# [What is expected]
Write out every single entry exactly.

# [Task input]
※ ※ ※

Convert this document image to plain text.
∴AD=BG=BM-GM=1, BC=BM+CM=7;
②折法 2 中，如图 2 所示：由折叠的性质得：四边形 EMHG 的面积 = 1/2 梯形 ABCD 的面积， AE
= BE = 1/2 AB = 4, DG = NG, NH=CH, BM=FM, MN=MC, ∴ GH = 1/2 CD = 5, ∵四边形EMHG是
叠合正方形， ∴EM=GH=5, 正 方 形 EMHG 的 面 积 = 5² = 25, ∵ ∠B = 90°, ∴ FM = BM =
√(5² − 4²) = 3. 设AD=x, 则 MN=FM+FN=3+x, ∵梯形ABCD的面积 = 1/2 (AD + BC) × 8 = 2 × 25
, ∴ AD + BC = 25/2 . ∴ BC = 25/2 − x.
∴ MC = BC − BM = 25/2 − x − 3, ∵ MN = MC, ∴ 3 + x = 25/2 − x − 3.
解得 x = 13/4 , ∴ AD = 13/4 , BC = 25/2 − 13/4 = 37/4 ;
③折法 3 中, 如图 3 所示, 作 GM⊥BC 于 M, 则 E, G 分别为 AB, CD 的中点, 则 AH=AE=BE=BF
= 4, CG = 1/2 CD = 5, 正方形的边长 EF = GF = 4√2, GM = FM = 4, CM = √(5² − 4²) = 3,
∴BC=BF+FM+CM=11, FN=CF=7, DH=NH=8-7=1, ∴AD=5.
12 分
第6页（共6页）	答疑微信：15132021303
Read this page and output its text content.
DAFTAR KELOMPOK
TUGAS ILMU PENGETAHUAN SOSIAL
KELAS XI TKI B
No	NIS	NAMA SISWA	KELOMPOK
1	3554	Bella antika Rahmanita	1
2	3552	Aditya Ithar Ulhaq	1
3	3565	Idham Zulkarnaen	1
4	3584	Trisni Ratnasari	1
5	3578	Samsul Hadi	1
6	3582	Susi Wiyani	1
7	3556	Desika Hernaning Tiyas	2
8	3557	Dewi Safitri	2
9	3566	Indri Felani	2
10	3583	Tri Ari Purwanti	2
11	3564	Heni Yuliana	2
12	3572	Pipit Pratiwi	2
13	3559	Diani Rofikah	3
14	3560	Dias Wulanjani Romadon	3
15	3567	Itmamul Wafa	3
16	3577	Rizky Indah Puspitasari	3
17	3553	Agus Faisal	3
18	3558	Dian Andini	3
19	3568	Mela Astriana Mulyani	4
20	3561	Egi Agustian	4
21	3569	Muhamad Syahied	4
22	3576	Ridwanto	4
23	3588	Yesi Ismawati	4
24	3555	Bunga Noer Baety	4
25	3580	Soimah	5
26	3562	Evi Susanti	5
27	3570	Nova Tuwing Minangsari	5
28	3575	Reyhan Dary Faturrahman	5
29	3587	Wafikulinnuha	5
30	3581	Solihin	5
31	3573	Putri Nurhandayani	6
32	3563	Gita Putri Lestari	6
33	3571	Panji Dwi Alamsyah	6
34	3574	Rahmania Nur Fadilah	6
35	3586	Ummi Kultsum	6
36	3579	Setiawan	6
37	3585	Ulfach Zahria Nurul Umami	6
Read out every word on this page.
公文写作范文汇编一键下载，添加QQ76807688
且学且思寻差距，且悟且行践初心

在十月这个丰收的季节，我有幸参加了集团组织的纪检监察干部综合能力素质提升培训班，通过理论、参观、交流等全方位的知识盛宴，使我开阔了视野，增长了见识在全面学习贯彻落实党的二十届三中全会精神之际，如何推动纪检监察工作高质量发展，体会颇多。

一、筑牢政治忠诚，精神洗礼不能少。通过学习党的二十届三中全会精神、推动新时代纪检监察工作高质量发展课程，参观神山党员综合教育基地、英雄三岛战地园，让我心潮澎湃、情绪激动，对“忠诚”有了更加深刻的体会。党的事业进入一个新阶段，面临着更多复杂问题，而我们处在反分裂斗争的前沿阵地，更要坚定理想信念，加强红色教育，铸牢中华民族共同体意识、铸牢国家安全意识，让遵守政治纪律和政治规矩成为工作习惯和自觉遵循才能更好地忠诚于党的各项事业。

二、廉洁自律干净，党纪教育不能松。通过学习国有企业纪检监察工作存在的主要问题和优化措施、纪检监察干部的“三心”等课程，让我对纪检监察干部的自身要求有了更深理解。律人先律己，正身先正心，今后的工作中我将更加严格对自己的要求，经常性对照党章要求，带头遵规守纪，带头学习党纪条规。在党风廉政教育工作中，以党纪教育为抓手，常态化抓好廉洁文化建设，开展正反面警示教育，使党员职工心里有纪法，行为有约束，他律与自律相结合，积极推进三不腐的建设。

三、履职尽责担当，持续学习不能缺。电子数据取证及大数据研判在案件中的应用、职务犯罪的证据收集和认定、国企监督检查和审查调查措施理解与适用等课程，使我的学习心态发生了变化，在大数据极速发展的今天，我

※ ※ ※

# [Complete answer]
Convert this document image to plain text.
∴AD=BG=BM-GM=1, BC=BM+CM=7;
②折法 2 中，如图 2 所示：由折叠的性质得：四边形 EMHG 的面积 = 1/2 梯形 ABCD 的面积， AE
= BE = 1/2 AB = 4, DG = NG, NH=CH, BM=FM, MN=MC, ∴ GH = 1/2 CD = 5, ∵四边形EMHG是
叠合正方形， ∴EM=GH=5, 正 方 形 EMHG 的 面 积 = 5² = 25, ∵ ∠B = 90°, ∴ FM = BM =
√(5² − 4²) = 3. 设AD=x, 则 MN=FM+FN=3+x, ∵梯形ABCD的面积 = 1/2 (AD + BC) × 8 = 2 × 25
, ∴ AD + BC = 25/2 . ∴ BC = 25/2 − x.
∴ MC = BC − BM = 25/2 − x − 3, ∵ MN = MC, ∴ 3 + x = 25/2 − x − 3.
解得 x = 13/4 , ∴ AD = 13/4 , BC = 25/2 − 13/4 = 37/4 ;
③折法 3 中, 如图 3 所示, 作 GM⊥BC 于 M, 则 E, G 分别为 AB, CD 的中点, 则 AH=AE=BE=BF
= 4, CG = 1/2 CD = 5, 正方形的边长 EF = GF = 4√2, GM = FM = 4, CM = √(5² − 4²) = 3,
∴BC=BF+FM+CM=11, FN=CF=7, DH=NH=8-7=1, ∴AD=5.
12 分
第6页（共6页）	答疑微信：15132021303
Read this page and output its text content.
DAFTAR KELOMPOK
TUGAS ILMU PENGETAHUAN SOSIAL
KELAS XI TKI B
No	NIS	NAMA SISWA	KELOMPOK
1	3554	Bella antika Rahmanita	1
2	3552	Aditya Ithar Ulhaq	1
3	3565	Idham Zulkarnaen	1
4	3584	Trisni Ratnasari	1
5	3578	Samsul Hadi	1
6	3582	Susi Wiyani	1
7	3556	Desika Hernaning Tiyas	2
8	3557	Dewi Safitri	2
9	3566	Indri Felani	2
10	3583	Tri Ari Purwanti	2
11	3564	Heni Yuliana	2
12	3572	Pipit Pratiwi	2
13	3559	Diani Rofikah	3
14	3560	Dias Wulanjani Romadon	3
15	3567	Itmamul Wafa	3
16	3577	Rizky Indah Puspitasari	3
17	3553	Agus Faisal	3
18	3558	Dian Andini	3
19	3568	Mela Astriana Mulyani	4
20	3561	Egi Agustian	4
21	3569	Muhamad Syahied	4
22	3576	Ridwanto	4
23	3588	Yesi Ismawati	4
24	3555	Bunga Noer Baety	4
25	3580	Soimah	5
26	3562	Evi Susanti	5
27	3570	Nova Tuwing Minangsari	5
28	3575	Reyhan Dary Faturrahman	5
29	3587	Wafikulinnuha	5
30	3581	Solihin	5
31	3573	Putri Nurhandayani	6
32	3563	Gita Putri Lestari	6
33	3571	Panji Dwi Alamsyah	6
34	3574	Rahmania Nur Fadilah	6
35	3586	Ummi Kultsum	6
36	3579	Setiawan	6
37	3585	Ulfach Zahria Nurul Umami	6
Read out every word on this page.
公文写作范文汇编一键下载，添加QQ76807688
且学且思寻差距，且悟且行践初心

在十月这个丰收的季节，我有幸参加了集团组织的纪检监察干部综合能力素质提升培训班，通过理论、参观、交流等全方位的知识盛宴，使我开阔了视野，增长了见识在全面学习贯彻落实党的二十届三中全会精神之际，如何推动纪检监察工作高质量发展，体会颇多。

一、筑牢政治忠诚，精神洗礼不能少。通过学习党的二十届三中全会精神、推动新时代纪检监察工作高质量发展课程，参观神山党员综合教育基地、英雄三岛战地园，让我心潮澎湃、情绪激动，对“忠诚”有了更加深刻的体会。党的事业进入一个新阶段，面临着更多复杂问题，而我们处在反分裂斗争的前沿阵地，更要坚定理想信念，加强红色教育，铸牢中华民族共同体意识、铸牢国家安全意识，让遵守政治纪律和政治规矩成为工作习惯和自觉遵循才能更好地忠诚于党的各项事业。

二、廉洁自律干净，党纪教育不能松。通过学习国有企业纪检监察工作存在的主要问题和优化措施、纪检监察干部的“三心”等课程，让我对纪检监察干部的自身要求有了更深理解。律人先律己，正身先正心，今后的工作中我将更加严格对自己的要求，经常性对照党章要求，带头遵规守纪，带头学习党纪条规。在党风廉政教育工作中，以党纪教育为抓手，常态化抓好廉洁文化建设，开展正反面警示教育，使党员职工心里有纪法，行为有约束，他律与自律相结合，积极推进三不腐的建设。

三、履职尽责担当，持续学习不能缺。电子数据取证及大数据研判在案件中的应用、职务犯罪的证据收集和认定、国企监督检查和审查调查措施理解与适用等课程，使我的学习心态发生了变化，在大数据极速发展的今天，我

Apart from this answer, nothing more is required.